Your task is to output all the records below, word for word.

● Records supplied
-- -- --

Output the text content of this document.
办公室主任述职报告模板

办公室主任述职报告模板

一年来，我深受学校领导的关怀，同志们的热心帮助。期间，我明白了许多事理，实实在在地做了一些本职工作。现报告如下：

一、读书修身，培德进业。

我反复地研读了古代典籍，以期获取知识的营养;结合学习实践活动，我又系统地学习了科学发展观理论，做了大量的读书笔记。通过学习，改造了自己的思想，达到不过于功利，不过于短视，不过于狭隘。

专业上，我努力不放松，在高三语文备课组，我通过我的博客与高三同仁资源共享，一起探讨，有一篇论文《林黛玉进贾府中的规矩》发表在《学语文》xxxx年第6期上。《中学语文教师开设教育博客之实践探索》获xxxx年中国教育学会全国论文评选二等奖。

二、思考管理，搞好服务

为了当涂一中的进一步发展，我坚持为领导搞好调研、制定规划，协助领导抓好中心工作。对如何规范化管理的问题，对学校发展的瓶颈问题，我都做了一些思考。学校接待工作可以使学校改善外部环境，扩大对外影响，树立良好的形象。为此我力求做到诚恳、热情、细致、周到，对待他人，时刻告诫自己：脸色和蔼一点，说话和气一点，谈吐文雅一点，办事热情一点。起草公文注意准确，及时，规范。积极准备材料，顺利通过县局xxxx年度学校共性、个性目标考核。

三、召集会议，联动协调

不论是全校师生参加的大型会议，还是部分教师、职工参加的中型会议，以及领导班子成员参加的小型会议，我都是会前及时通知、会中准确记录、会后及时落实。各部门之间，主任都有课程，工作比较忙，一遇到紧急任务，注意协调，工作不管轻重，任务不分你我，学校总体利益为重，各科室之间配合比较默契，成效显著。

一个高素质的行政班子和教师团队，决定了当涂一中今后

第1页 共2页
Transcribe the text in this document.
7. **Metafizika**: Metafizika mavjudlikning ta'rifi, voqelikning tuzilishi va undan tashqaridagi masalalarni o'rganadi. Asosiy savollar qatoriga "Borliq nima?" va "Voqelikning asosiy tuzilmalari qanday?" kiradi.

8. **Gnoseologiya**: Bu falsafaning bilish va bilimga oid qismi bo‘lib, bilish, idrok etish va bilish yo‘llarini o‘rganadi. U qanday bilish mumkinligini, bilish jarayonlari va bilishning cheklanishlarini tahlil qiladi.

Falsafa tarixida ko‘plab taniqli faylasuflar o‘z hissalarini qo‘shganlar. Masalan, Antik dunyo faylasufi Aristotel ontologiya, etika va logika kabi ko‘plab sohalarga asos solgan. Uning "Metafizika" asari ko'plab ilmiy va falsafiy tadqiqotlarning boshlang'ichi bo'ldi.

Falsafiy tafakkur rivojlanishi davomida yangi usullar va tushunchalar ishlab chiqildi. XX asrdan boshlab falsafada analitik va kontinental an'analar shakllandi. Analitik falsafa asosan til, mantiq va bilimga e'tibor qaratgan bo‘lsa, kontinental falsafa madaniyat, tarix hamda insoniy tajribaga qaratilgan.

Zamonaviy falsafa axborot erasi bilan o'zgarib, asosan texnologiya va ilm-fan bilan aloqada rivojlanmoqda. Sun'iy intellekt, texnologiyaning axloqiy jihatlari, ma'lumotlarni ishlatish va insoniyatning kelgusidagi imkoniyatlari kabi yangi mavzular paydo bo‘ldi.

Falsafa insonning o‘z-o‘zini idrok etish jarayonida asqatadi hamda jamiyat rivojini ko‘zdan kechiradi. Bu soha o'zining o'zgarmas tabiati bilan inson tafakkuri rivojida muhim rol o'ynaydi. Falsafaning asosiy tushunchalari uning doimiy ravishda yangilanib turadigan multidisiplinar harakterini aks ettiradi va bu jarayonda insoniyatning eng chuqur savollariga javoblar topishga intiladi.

-- -- --

● Response to this exercise
Output the text content of this document.
办公室主任述职报告模板

办公室主任述职报告模板

一年来，我深受学校领导的关怀，同志们的热心帮助。期间，我明白了许多事理，实实在在地做了一些本职工作。现报告如下：

一、读书修身，培德进业。

我反复地研读了古代典籍，以期获取知识的营养;结合学习实践活动，我又系统地学习了科学发展观理论，做了大量的读书笔记。通过学习，改造了自己的思想，达到不过于功利，不过于短视，不过于狭隘。

专业上，我努力不放松，在高三语文备课组，我通过我的博客与高三同仁资源共享，一起探讨，有一篇论文《林黛玉进贾府中的规矩》发表在《学语文》xxxx年第6期上。《中学语文教师开设教育博客之实践探索》获xxxx年中国教育学会全国论文评选二等奖。

二、思考管理，搞好服务

为了当涂一中的进一步发展，我坚持为领导搞好调研、制定规划，协助领导抓好中心工作。对如何规范化管理的问题，对学校发展的瓶颈问题，我都做了一些思考。学校接待工作可以使学校改善外部环境，扩大对外影响，树立良好的形象。为此我力求做到诚恳、热情、细致、周到，对待他人，时刻告诫自己：脸色和蔼一点，说话和气一点，谈吐文雅一点，办事热情一点。起草公文注意准确，及时，规范。积极准备材料，顺利通过县局xxxx年度学校共性、个性目标考核。

三、召集会议，联动协调

不论是全校师生参加的大型会议，还是部分教师、职工参加的中型会议，以及领导班子成员参加的小型会议，我都是会前及时通知、会中准确记录、会后及时落实。各部门之间，主任都有课程，工作比较忙，一遇到紧急任务，注意协调，工作不管轻重，任务不分你我，学校总体利益为重，各科室之间配合比较默契，成效显著。

一个高素质的行政班子和教师团队，决定了当涂一中今后

第1页 共2页
Transcribe the text in this document.
7. **Metafizika**: Metafizika mavjudlikning ta'rifi, voqelikning tuzilishi va undan tashqaridagi masalalarni o'rganadi. Asosiy savollar qatoriga "Borliq nima?" va "Voqelikning asosiy tuzilmalari qanday?" kiradi.

8. **Gnoseologiya**: Bu falsafaning bilish va bilimga oid qismi bo‘lib, bilish, idrok etish va bilish yo‘llarini o‘rganadi. U qanday bilish mumkinligini, bilish jarayonlari va bilishning cheklanishlarini tahlil qiladi.

Falsafa tarixida ko‘plab taniqli faylasuflar o‘z hissalarini qo‘shganlar. Masalan, Antik dunyo faylasufi Aristotel ontologiya, etika va logika kabi ko‘plab sohalarga asos solgan. Uning "Metafizika" asari ko'plab ilmiy va falsafiy tadqiqotlarning boshlang'ichi bo'ldi.

Falsafiy tafakkur rivojlanishi davomida yangi usullar va tushunchalar ishlab chiqildi. XX asrdan boshlab falsafada analitik va kontinental an'analar shakllandi. Analitik falsafa asosan til, mantiq va bilimga e'tibor qaratgan bo‘lsa, kontinental falsafa madaniyat, tarix hamda insoniy tajribaga qaratilgan.

Zamonaviy falsafa axborot erasi bilan o'zgarib, asosan texnologiya va ilm-fan bilan aloqada rivojlanmoqda. Sun'iy intellekt, texnologiyaning axloqiy jihatlari, ma'lumotlarni ishlatish va insoniyatning kelgusidagi imkoniyatlari kabi yangi mavzular paydo bo‘ldi.

Falsafa insonning o‘z-o‘zini idrok etish jarayonida asqatadi hamda jamiyat rivojini ko‘zdan kechiradi. Bu soha o'zining o'zgarmas tabiati bilan inson tafakkuri rivojida muhim rol o'ynaydi. Falsafaning asosiy tushunchalari uning doimiy ravishda yangilanib turadigan multidisiplinar harakterini aks ettiradi va bu jarayonda insoniyatning eng chuqur savollariga javoblar topishga intiladi.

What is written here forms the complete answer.